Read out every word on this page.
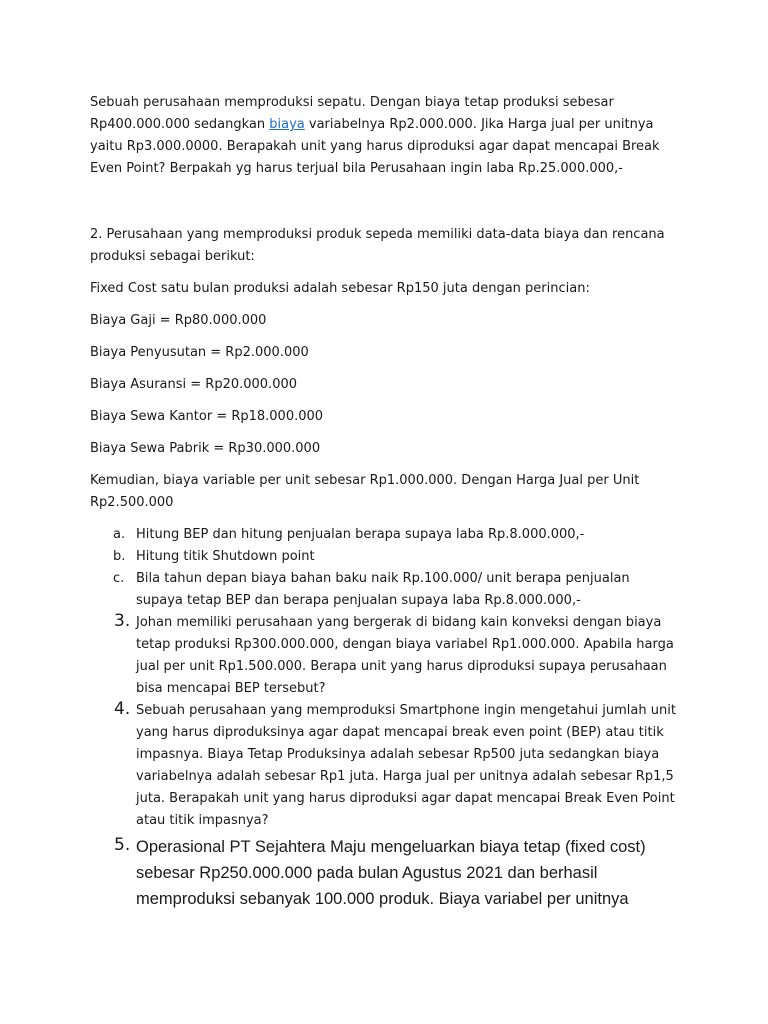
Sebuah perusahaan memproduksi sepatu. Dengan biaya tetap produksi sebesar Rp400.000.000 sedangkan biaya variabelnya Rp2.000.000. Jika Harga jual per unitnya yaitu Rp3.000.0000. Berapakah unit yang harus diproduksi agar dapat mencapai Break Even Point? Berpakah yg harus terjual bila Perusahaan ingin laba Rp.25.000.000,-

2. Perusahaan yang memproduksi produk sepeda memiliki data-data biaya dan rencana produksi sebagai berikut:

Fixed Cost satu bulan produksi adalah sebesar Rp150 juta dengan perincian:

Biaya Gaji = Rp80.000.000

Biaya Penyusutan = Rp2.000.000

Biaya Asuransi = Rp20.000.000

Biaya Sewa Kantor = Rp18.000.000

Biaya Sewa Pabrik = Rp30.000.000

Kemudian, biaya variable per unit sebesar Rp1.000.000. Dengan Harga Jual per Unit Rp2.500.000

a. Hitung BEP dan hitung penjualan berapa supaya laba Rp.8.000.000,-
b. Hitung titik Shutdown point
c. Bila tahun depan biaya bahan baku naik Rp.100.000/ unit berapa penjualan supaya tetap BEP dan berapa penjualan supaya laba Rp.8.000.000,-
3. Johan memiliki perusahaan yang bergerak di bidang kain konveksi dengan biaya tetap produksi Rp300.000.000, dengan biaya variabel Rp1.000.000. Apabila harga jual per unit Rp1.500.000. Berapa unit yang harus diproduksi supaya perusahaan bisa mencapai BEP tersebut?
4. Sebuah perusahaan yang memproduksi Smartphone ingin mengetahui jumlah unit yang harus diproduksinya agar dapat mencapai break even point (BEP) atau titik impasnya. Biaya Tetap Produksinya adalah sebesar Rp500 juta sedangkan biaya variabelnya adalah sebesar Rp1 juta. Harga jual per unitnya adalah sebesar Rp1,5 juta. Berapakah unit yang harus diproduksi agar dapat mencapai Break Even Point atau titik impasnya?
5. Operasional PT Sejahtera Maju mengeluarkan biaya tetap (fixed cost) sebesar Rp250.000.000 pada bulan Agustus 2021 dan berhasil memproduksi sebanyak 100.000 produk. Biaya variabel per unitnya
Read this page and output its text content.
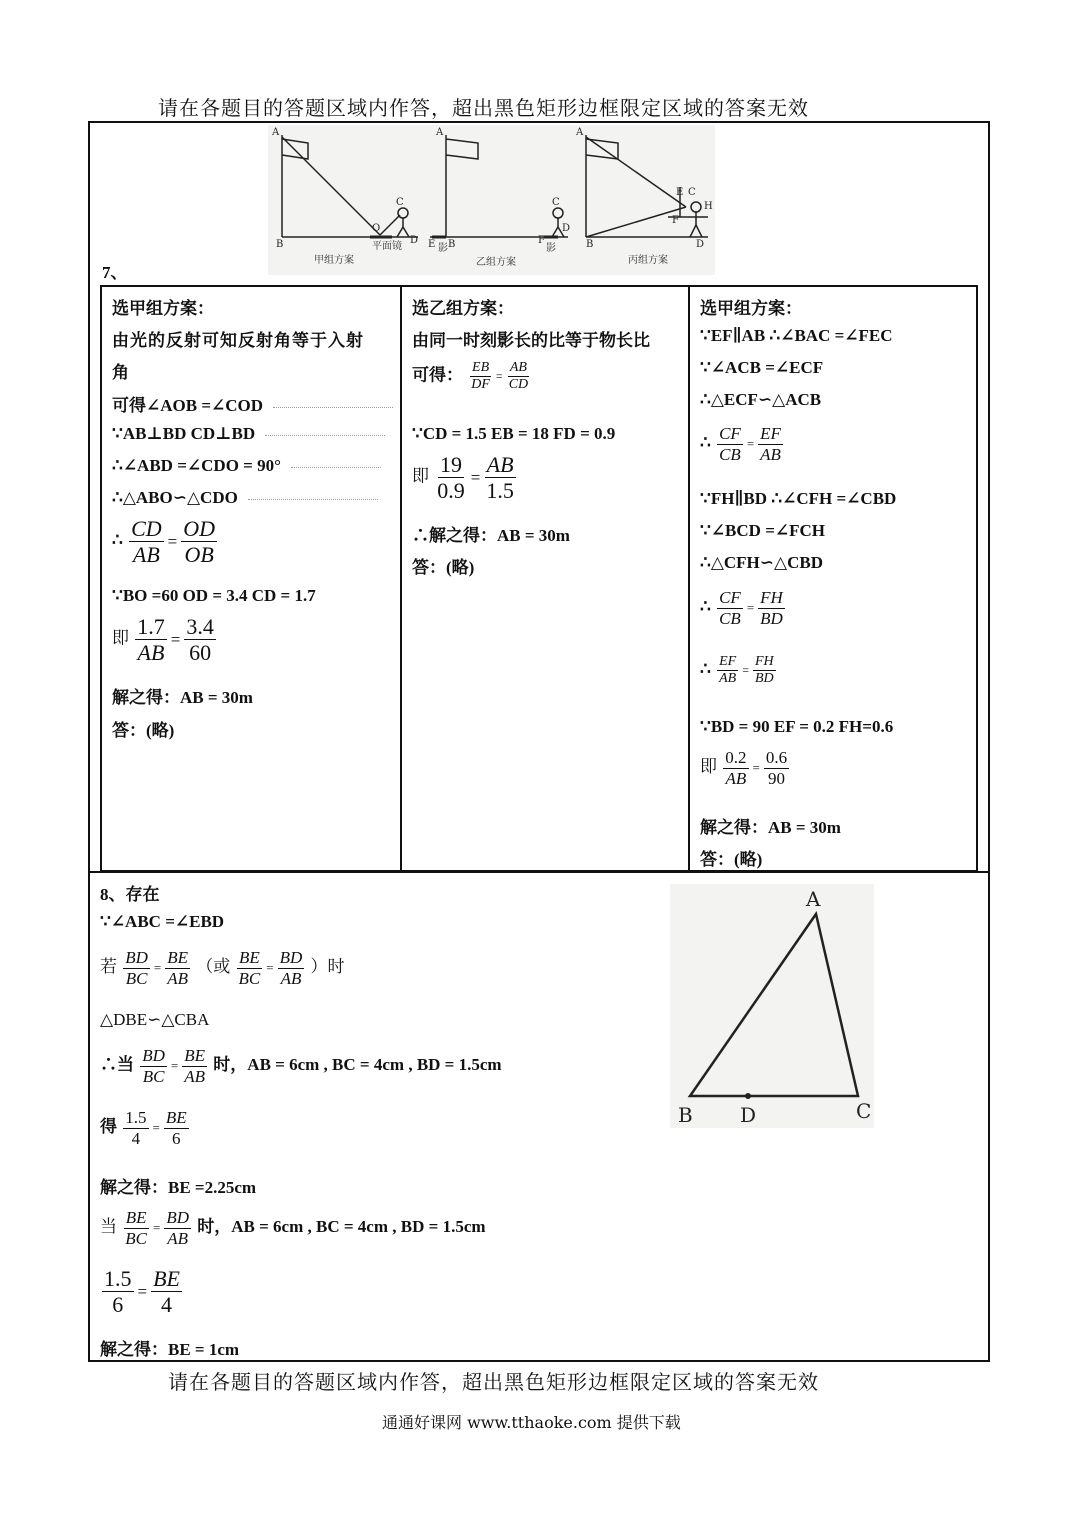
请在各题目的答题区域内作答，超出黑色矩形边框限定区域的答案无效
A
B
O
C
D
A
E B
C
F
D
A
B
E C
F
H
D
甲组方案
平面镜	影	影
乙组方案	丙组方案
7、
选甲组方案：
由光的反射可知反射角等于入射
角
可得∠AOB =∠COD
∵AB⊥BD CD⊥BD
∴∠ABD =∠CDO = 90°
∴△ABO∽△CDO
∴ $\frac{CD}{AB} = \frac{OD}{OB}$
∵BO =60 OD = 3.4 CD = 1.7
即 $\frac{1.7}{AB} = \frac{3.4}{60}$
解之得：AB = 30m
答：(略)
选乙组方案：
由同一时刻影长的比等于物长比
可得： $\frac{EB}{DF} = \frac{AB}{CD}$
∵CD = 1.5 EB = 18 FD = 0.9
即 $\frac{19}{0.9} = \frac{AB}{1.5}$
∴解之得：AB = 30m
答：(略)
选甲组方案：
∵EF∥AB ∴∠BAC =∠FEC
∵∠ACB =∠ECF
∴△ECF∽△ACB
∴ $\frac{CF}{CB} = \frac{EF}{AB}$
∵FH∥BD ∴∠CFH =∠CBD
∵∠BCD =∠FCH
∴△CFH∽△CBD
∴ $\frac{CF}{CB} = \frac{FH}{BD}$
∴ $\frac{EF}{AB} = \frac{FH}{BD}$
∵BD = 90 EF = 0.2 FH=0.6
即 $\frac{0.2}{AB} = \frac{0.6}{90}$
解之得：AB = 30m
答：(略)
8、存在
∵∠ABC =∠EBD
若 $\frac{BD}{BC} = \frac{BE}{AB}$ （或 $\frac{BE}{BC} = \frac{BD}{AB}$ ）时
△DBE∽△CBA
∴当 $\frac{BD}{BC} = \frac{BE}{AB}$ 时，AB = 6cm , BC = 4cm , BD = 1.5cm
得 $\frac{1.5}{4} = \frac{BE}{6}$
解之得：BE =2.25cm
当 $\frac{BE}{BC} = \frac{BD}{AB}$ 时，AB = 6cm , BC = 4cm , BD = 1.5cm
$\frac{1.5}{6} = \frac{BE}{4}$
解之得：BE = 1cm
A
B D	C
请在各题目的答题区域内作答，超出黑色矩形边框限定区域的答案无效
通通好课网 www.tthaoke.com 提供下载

WRITTEN PROBLEM » Print every record above exactly as written, leaving out the pictures.

TASK ANSWER »
Read out every word on this page.
Sebuah perusahaan memproduksi sepatu. Dengan biaya tetap produksi sebesar Rp400.000.000 sedangkan biaya variabelnya Rp2.000.000. Jika Harga jual per unitnya yaitu Rp3.000.0000. Berapakah unit yang harus diproduksi agar dapat mencapai Break Even Point? Berpakah yg harus terjual bila Perusahaan ingin laba Rp.25.000.000,-

2. Perusahaan yang memproduksi produk sepeda memiliki data-data biaya dan rencana produksi sebagai berikut:

Fixed Cost satu bulan produksi adalah sebesar Rp150 juta dengan perincian:

Biaya Gaji = Rp80.000.000

Biaya Penyusutan = Rp2.000.000

Biaya Asuransi = Rp20.000.000

Biaya Sewa Kantor = Rp18.000.000

Biaya Sewa Pabrik = Rp30.000.000

Kemudian, biaya variable per unit sebesar Rp1.000.000. Dengan Harga Jual per Unit Rp2.500.000

a. Hitung BEP dan hitung penjualan berapa supaya laba Rp.8.000.000,-
b. Hitung titik Shutdown point
c. Bila tahun depan biaya bahan baku naik Rp.100.000/ unit berapa penjualan supaya tetap BEP dan berapa penjualan supaya laba Rp.8.000.000,-
3. Johan memiliki perusahaan yang bergerak di bidang kain konveksi dengan biaya tetap produksi Rp300.000.000, dengan biaya variabel Rp1.000.000. Apabila harga jual per unit Rp1.500.000. Berapa unit yang harus diproduksi supaya perusahaan bisa mencapai BEP tersebut?
4. Sebuah perusahaan yang memproduksi Smartphone ingin mengetahui jumlah unit yang harus diproduksinya agar dapat mencapai break even point (BEP) atau titik impasnya. Biaya Tetap Produksinya adalah sebesar Rp500 juta sedangkan biaya variabelnya adalah sebesar Rp1 juta. Harga jual per unitnya adalah sebesar Rp1,5 juta. Berapakah unit yang harus diproduksi agar dapat mencapai Break Even Point atau titik impasnya?
5. Operasional PT Sejahtera Maju mengeluarkan biaya tetap (fixed cost) sebesar Rp250.000.000 pada bulan Agustus 2021 dan berhasil memproduksi sebanyak 100.000 produk. Biaya variabel per unitnya
Read this page and output its text content.
请在各题目的答题区域内作答，超出黑色矩形边框限定区域的答案无效
A
B
O
C
D
A
E B
C
F
D
A
B
E C
F
H
D
甲组方案
平面镜	影	影
乙组方案	丙组方案
7、
选甲组方案：
由光的反射可知反射角等于入射
角
可得∠AOB =∠COD
∵AB⊥BD CD⊥BD
∴∠ABD =∠CDO = 90°
∴△ABO∽△CDO
∴ $\frac{CD}{AB} = \frac{OD}{OB}$
∵BO =60 OD = 3.4 CD = 1.7
即 $\frac{1.7}{AB} = \frac{3.4}{60}$
解之得：AB = 30m
答：(略)
选乙组方案：
由同一时刻影长的比等于物长比
可得： $\frac{EB}{DF} = \frac{AB}{CD}$
∵CD = 1.5 EB = 18 FD = 0.9
即 $\frac{19}{0.9} = \frac{AB}{1.5}$
∴解之得：AB = 30m
答：(略)
选甲组方案：
∵EF∥AB ∴∠BAC =∠FEC
∵∠ACB =∠ECF
∴△ECF∽△ACB
∴ $\frac{CF}{CB} = \frac{EF}{AB}$
∵FH∥BD ∴∠CFH =∠CBD
∵∠BCD =∠FCH
∴△CFH∽△CBD
∴ $\frac{CF}{CB} = \frac{FH}{BD}$
∴ $\frac{EF}{AB} = \frac{FH}{BD}$
∵BD = 90 EF = 0.2 FH=0.6
即 $\frac{0.2}{AB} = \frac{0.6}{90}$
解之得：AB = 30m
答：(略)
8、存在
∵∠ABC =∠EBD
若 $\frac{BD}{BC} = \frac{BE}{AB}$ （或 $\frac{BE}{BC} = \frac{BD}{AB}$ ）时
△DBE∽△CBA
∴当 $\frac{BD}{BC} = \frac{BE}{AB}$ 时，AB = 6cm , BC = 4cm , BD = 1.5cm
得 $\frac{1.5}{4} = \frac{BE}{6}$
解之得：BE =2.25cm
当 $\frac{BE}{BC} = \frac{BD}{AB}$ 时，AB = 6cm , BC = 4cm , BD = 1.5cm
$\frac{1.5}{6} = \frac{BE}{4}$
解之得：BE = 1cm
A
B D	C
请在各题目的答题区域内作答，超出黑色矩形边框限定区域的答案无效
通通好课网 www.tthaoke.com 提供下载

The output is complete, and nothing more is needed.